Exercise directions: State how many lines in the listing below include the word "Behavioral". Give nothing but the number.
──────── Material to process ────────
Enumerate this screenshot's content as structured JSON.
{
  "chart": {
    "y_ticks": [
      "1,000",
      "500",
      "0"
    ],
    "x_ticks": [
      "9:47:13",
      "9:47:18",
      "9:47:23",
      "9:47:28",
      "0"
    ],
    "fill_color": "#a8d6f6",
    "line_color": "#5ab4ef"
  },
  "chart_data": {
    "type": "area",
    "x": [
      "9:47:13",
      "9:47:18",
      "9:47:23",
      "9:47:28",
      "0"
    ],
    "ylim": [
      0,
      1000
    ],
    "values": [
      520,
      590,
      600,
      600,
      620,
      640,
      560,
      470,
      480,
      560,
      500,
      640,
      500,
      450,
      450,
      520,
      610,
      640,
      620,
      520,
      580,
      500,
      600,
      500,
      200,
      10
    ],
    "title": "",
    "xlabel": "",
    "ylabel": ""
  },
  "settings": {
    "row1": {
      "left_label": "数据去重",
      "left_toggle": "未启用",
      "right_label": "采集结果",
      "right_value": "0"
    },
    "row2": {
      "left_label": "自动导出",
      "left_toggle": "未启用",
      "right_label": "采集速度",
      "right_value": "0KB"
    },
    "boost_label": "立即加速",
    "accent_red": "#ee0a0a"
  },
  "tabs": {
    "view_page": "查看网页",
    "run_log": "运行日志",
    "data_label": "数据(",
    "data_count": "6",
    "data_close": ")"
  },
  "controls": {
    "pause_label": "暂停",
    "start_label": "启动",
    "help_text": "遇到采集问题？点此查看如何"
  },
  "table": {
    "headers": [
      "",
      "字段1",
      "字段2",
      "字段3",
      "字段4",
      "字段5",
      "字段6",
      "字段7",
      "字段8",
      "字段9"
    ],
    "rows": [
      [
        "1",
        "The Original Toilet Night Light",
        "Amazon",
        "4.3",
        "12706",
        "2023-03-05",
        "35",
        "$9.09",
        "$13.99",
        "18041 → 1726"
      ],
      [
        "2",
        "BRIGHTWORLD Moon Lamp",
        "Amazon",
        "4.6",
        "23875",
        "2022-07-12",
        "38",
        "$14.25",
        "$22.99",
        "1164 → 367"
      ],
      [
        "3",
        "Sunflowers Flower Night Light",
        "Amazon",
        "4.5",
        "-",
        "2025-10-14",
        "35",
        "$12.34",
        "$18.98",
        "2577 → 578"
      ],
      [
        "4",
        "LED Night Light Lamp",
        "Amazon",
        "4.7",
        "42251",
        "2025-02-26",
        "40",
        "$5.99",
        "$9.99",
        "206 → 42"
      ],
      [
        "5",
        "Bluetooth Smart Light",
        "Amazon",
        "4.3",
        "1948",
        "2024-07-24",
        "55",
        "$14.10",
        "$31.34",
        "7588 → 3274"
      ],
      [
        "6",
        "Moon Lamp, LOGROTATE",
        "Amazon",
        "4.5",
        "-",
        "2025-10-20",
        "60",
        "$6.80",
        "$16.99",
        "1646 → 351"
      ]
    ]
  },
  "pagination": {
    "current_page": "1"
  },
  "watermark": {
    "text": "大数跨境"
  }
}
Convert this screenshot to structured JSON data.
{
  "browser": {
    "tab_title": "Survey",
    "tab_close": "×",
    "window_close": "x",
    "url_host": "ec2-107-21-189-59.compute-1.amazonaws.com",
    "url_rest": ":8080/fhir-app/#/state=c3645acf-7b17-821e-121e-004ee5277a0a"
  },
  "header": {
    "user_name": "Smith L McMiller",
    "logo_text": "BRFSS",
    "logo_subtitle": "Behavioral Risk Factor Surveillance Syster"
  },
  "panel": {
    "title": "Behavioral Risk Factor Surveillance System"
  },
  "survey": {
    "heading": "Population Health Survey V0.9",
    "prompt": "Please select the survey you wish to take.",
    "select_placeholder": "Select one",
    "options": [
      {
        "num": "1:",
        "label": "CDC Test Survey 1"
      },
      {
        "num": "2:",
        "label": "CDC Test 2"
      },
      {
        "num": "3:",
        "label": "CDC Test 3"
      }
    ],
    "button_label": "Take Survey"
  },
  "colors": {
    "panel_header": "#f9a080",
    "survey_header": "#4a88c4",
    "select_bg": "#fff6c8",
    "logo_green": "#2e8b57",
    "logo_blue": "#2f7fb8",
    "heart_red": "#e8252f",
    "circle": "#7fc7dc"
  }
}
────────
Exercise answer: 2